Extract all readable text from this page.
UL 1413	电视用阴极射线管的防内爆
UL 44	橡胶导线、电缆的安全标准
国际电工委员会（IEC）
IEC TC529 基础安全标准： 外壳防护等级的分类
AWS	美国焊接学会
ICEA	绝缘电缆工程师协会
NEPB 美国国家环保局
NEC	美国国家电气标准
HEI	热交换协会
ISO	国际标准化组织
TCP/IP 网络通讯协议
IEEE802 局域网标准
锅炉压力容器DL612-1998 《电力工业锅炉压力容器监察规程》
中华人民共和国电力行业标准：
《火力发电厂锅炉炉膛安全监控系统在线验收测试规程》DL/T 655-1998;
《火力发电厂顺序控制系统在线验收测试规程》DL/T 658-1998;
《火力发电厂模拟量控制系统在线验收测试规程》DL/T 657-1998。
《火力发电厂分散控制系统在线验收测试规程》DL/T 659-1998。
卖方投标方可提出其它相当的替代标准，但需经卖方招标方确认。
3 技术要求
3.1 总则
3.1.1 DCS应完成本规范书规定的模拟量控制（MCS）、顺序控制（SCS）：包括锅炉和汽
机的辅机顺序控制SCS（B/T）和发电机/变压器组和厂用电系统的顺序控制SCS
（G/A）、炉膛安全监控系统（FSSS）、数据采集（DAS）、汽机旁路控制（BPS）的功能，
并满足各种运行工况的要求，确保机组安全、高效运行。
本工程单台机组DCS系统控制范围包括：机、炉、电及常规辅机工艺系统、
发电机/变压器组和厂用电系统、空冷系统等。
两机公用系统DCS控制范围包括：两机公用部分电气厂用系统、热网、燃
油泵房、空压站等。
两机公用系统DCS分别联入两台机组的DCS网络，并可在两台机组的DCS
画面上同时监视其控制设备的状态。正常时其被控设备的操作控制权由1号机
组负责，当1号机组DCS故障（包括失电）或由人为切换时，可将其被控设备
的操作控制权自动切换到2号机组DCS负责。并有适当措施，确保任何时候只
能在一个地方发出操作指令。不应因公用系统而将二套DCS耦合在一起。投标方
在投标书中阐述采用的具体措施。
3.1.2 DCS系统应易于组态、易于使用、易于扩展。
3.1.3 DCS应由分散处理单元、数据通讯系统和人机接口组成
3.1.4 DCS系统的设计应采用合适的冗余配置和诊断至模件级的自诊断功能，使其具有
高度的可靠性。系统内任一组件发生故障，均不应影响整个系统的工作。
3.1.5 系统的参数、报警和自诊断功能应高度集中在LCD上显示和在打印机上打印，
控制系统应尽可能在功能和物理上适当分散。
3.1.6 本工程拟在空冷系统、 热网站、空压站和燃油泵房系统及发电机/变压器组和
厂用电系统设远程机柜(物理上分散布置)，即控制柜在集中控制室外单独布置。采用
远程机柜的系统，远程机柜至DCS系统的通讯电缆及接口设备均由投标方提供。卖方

——

Reproduce every line above without error.

Extract all readable text from this page.
UL 1413	电视用阴极射线管的防内爆
UL 44	橡胶导线、电缆的安全标准
国际电工委员会（IEC）
IEC TC529 基础安全标准： 外壳防护等级的分类
AWS	美国焊接学会
ICEA	绝缘电缆工程师协会
NEPB 美国国家环保局
NEC	美国国家电气标准
HEI	热交换协会
ISO	国际标准化组织
TCP/IP 网络通讯协议
IEEE802 局域网标准
锅炉压力容器DL612-1998 《电力工业锅炉压力容器监察规程》
中华人民共和国电力行业标准：
《火力发电厂锅炉炉膛安全监控系统在线验收测试规程》DL/T 655-1998;
《火力发电厂顺序控制系统在线验收测试规程》DL/T 658-1998;
《火力发电厂模拟量控制系统在线验收测试规程》DL/T 657-1998。
《火力发电厂分散控制系统在线验收测试规程》DL/T 659-1998。
卖方投标方可提出其它相当的替代标准，但需经卖方招标方确认。
3 技术要求
3.1 总则
3.1.1 DCS应完成本规范书规定的模拟量控制（MCS）、顺序控制（SCS）：包括锅炉和汽
机的辅机顺序控制SCS（B/T）和发电机/变压器组和厂用电系统的顺序控制SCS
（G/A）、炉膛安全监控系统（FSSS）、数据采集（DAS）、汽机旁路控制（BPS）的功能，
并满足各种运行工况的要求，确保机组安全、高效运行。
本工程单台机组DCS系统控制范围包括：机、炉、电及常规辅机工艺系统、
发电机/变压器组和厂用电系统、空冷系统等。
两机公用系统DCS控制范围包括：两机公用部分电气厂用系统、热网、燃
油泵房、空压站等。
两机公用系统DCS分别联入两台机组的DCS网络，并可在两台机组的DCS
画面上同时监视其控制设备的状态。正常时其被控设备的操作控制权由1号机
组负责，当1号机组DCS故障（包括失电）或由人为切换时，可将其被控设备
的操作控制权自动切换到2号机组DCS负责。并有适当措施，确保任何时候只
能在一个地方发出操作指令。不应因公用系统而将二套DCS耦合在一起。投标方
在投标书中阐述采用的具体措施。
3.1.2 DCS系统应易于组态、易于使用、易于扩展。
3.1.3 DCS应由分散处理单元、数据通讯系统和人机接口组成
3.1.4 DCS系统的设计应采用合适的冗余配置和诊断至模件级的自诊断功能，使其具有
高度的可靠性。系统内任一组件发生故障，均不应影响整个系统的工作。
3.1.5 系统的参数、报警和自诊断功能应高度集中在LCD上显示和在打印机上打印，
控制系统应尽可能在功能和物理上适当分散。
3.1.6 本工程拟在空冷系统、 热网站、空压站和燃油泵房系统及发电机/变压器组和
厂用电系统设远程机柜(物理上分散布置)，即控制柜在集中控制室外单独布置。采用
远程机柜的系统，远程机柜至DCS系统的通讯电缆及接口设备均由投标方提供。卖方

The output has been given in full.